--- Start of LISTED ENTRIES ---

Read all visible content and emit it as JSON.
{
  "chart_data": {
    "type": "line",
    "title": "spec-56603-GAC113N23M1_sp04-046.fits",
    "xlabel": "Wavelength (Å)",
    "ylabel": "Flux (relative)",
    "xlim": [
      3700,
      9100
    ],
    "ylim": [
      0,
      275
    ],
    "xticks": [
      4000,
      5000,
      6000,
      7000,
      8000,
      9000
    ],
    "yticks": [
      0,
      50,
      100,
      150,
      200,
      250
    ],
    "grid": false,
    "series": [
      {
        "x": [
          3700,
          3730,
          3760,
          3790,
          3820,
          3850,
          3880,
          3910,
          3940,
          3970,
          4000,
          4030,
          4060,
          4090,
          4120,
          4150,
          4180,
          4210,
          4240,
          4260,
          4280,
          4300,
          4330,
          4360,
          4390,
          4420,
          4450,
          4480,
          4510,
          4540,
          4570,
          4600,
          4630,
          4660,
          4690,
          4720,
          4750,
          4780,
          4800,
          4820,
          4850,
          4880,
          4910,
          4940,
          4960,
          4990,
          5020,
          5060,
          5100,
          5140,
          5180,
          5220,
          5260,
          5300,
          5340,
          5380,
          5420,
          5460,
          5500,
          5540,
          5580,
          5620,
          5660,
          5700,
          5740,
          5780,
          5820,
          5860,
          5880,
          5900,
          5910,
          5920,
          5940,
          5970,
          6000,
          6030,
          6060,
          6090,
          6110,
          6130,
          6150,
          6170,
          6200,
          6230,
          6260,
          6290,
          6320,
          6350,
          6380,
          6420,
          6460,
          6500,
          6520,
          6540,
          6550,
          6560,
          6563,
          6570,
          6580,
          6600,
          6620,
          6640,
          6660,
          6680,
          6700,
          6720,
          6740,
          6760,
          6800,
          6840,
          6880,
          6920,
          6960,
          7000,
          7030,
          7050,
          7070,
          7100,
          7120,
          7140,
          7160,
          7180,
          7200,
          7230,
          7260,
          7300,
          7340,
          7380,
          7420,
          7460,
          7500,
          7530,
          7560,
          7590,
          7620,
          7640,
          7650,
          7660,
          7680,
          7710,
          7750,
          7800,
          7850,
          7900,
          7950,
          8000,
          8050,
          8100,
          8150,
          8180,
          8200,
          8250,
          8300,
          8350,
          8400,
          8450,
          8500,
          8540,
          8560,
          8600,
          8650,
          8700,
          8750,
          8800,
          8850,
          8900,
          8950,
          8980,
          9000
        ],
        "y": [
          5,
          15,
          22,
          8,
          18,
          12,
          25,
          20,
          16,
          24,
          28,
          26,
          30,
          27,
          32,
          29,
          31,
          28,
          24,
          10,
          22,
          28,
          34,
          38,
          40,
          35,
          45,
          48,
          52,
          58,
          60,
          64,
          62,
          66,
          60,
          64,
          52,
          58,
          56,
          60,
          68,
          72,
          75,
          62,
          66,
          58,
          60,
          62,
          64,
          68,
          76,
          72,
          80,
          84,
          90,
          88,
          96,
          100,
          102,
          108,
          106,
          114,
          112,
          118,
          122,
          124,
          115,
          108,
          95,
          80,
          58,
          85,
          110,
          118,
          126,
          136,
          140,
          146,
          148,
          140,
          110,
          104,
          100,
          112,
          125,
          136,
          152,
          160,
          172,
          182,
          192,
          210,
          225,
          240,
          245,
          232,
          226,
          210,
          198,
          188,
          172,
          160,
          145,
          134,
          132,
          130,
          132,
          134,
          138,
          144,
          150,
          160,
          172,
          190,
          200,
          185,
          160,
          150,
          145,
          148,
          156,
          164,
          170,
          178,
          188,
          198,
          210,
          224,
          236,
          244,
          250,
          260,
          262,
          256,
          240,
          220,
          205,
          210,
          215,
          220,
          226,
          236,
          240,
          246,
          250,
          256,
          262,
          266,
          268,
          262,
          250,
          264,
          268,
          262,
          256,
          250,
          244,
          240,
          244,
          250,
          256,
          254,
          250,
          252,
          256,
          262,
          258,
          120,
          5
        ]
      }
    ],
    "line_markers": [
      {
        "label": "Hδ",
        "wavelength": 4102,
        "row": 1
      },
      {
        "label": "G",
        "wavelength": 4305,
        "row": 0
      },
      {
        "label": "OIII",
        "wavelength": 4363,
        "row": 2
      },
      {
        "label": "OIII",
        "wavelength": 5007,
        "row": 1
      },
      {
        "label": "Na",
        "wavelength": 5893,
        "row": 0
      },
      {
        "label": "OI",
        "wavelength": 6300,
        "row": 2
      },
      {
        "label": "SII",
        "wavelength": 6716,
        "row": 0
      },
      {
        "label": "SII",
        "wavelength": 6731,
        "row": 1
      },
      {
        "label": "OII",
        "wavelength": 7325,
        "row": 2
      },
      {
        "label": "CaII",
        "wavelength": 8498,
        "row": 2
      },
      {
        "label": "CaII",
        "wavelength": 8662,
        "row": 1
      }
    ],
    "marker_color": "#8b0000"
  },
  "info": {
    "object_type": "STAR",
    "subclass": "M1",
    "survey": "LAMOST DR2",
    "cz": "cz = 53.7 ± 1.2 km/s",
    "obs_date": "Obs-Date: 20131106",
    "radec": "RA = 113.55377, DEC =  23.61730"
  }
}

--- End of LISTED ENTRIES ---

■ THE TASK: Print all of the entries exactly as they appear.

■ RESPONSE TO THE TASK:
Read all visible content and emit it as JSON.
{
  "chart_data": {
    "type": "line",
    "title": "spec-56603-GAC113N23M1_sp04-046.fits",
    "xlabel": "Wavelength (Å)",
    "ylabel": "Flux (relative)",
    "xlim": [
      3700,
      9100
    ],
    "ylim": [
      0,
      275
    ],
    "xticks": [
      4000,
      5000,
      6000,
      7000,
      8000,
      9000
    ],
    "yticks": [
      0,
      50,
      100,
      150,
      200,
      250
    ],
    "grid": false,
    "series": [
      {
        "x": [
          3700,
          3730,
          3760,
          3790,
          3820,
          3850,
          3880,
          3910,
          3940,
          3970,
          4000,
          4030,
          4060,
          4090,
          4120,
          4150,
          4180,
          4210,
          4240,
          4260,
          4280,
          4300,
          4330,
          4360,
          4390,
          4420,
          4450,
          4480,
          4510,
          4540,
          4570,
          4600,
          4630,
          4660,
          4690,
          4720,
          4750,
          4780,
          4800,
          4820,
          4850,
          4880,
          4910,
          4940,
          4960,
          4990,
          5020,
          5060,
          5100,
          5140,
          5180,
          5220,
          5260,
          5300,
          5340,
          5380,
          5420,
          5460,
          5500,
          5540,
          5580,
          5620,
          5660,
          5700,
          5740,
          5780,
          5820,
          5860,
          5880,
          5900,
          5910,
          5920,
          5940,
          5970,
          6000,
          6030,
          6060,
          6090,
          6110,
          6130,
          6150,
          6170,
          6200,
          6230,
          6260,
          6290,
          6320,
          6350,
          6380,
          6420,
          6460,
          6500,
          6520,
          6540,
          6550,
          6560,
          6563,
          6570,
          6580,
          6600,
          6620,
          6640,
          6660,
          6680,
          6700,
          6720,
          6740,
          6760,
          6800,
          6840,
          6880,
          6920,
          6960,
          7000,
          7030,
          7050,
          7070,
          7100,
          7120,
          7140,
          7160,
          7180,
          7200,
          7230,
          7260,
          7300,
          7340,
          7380,
          7420,
          7460,
          7500,
          7530,
          7560,
          7590,
          7620,
          7640,
          7650,
          7660,
          7680,
          7710,
          7750,
          7800,
          7850,
          7900,
          7950,
          8000,
          8050,
          8100,
          8150,
          8180,
          8200,
          8250,
          8300,
          8350,
          8400,
          8450,
          8500,
          8540,
          8560,
          8600,
          8650,
          8700,
          8750,
          8800,
          8850,
          8900,
          8950,
          8980,
          9000
        ],
        "y": [
          5,
          15,
          22,
          8,
          18,
          12,
          25,
          20,
          16,
          24,
          28,
          26,
          30,
          27,
          32,
          29,
          31,
          28,
          24,
          10,
          22,
          28,
          34,
          38,
          40,
          35,
          45,
          48,
          52,
          58,
          60,
          64,
          62,
          66,
          60,
          64,
          52,
          58,
          56,
          60,
          68,
          72,
          75,
          62,
          66,
          58,
          60,
          62,
          64,
          68,
          76,
          72,
          80,
          84,
          90,
          88,
          96,
          100,
          102,
          108,
          106,
          114,
          112,
          118,
          122,
          124,
          115,
          108,
          95,
          80,
          58,
          85,
          110,
          118,
          126,
          136,
          140,
          146,
          148,
          140,
          110,
          104,
          100,
          112,
          125,
          136,
          152,
          160,
          172,
          182,
          192,
          210,
          225,
          240,
          245,
          232,
          226,
          210,
          198,
          188,
          172,
          160,
          145,
          134,
          132,
          130,
          132,
          134,
          138,
          144,
          150,
          160,
          172,
          190,
          200,
          185,
          160,
          150,
          145,
          148,
          156,
          164,
          170,
          178,
          188,
          198,
          210,
          224,
          236,
          244,
          250,
          260,
          262,
          256,
          240,
          220,
          205,
          210,
          215,
          220,
          226,
          236,
          240,
          246,
          250,
          256,
          262,
          266,
          268,
          262,
          250,
          264,
          268,
          262,
          256,
          250,
          244,
          240,
          244,
          250,
          256,
          254,
          250,
          252,
          256,
          262,
          258,
          120,
          5
        ]
      }
    ],
    "line_markers": [
      {
        "label": "Hδ",
        "wavelength": 4102,
        "row": 1
      },
      {
        "label": "G",
        "wavelength": 4305,
        "row": 0
      },
      {
        "label": "OIII",
        "wavelength": 4363,
        "row": 2
      },
      {
        "label": "OIII",
        "wavelength": 5007,
        "row": 1
      },
      {
        "label": "Na",
        "wavelength": 5893,
        "row": 0
      },
      {
        "label": "OI",
        "wavelength": 6300,
        "row": 2
      },
      {
        "label": "SII",
        "wavelength": 6716,
        "row": 0
      },
      {
        "label": "SII",
        "wavelength": 6731,
        "row": 1
      },
      {
        "label": "OII",
        "wavelength": 7325,
        "row": 2
      },
      {
        "label": "CaII",
        "wavelength": 8498,
        "row": 2
      },
      {
        "label": "CaII",
        "wavelength": 8662,
        "row": 1
      }
    ],
    "marker_color": "#8b0000"
  },
  "info": {
    "object_type": "STAR",
    "subclass": "M1",
    "survey": "LAMOST DR2",
    "cz": "cz = 53.7 ± 1.2 km/s",
    "obs_date": "Obs-Date: 20131106",
    "radec": "RA = 113.55377, DEC =  23.61730"
  }
}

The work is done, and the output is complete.